(Figure collection entries)
**********
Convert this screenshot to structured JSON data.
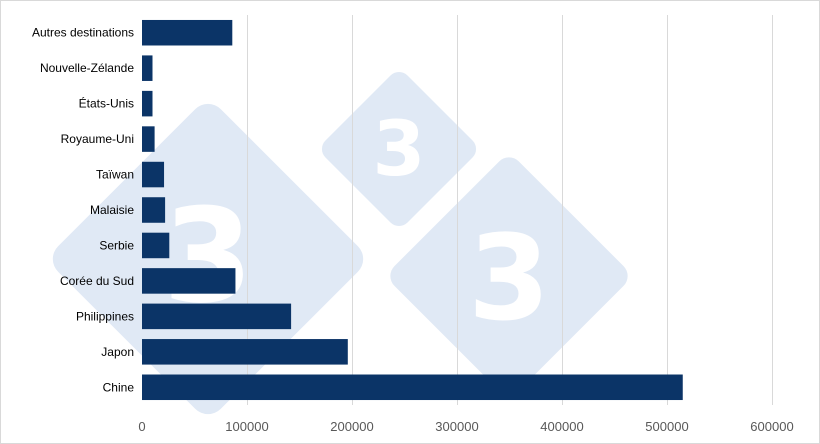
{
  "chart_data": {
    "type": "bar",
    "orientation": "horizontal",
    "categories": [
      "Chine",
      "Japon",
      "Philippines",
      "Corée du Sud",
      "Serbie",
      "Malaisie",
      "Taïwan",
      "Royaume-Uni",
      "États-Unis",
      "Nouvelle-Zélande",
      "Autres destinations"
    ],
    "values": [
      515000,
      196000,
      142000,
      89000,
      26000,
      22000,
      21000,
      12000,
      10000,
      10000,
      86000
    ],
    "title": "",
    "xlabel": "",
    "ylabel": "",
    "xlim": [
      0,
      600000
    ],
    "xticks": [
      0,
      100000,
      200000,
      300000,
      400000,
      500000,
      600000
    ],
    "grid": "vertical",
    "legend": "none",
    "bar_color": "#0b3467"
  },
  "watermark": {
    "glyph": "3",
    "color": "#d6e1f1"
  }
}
**********
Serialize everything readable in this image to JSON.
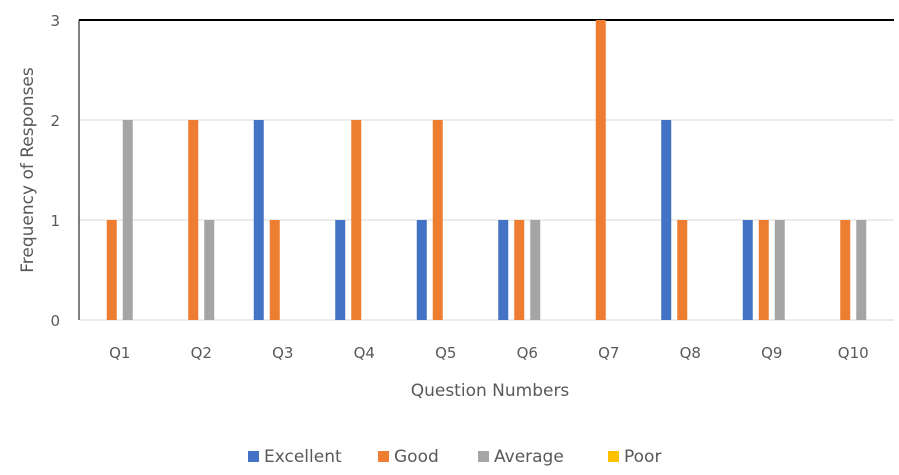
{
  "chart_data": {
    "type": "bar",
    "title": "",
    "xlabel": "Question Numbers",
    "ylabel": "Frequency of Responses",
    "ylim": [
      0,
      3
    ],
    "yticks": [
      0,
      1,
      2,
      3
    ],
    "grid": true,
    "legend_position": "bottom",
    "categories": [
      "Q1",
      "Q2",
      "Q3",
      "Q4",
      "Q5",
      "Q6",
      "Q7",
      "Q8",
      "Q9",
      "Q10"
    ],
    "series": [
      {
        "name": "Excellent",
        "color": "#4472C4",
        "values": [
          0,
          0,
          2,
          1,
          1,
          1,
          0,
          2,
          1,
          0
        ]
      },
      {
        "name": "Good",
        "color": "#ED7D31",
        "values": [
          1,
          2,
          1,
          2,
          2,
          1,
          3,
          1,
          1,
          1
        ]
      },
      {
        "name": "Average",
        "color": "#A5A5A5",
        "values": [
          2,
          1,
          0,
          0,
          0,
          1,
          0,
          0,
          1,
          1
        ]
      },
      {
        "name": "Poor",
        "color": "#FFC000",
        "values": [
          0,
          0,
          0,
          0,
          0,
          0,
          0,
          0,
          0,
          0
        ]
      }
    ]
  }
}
**********
» Exercise:
Using the listing above, gather each line that holds the string "this" and copy it.

» Exercise response:
Convert this screenshot to structured JSON data.
Serialize everything readable in this image to JSON.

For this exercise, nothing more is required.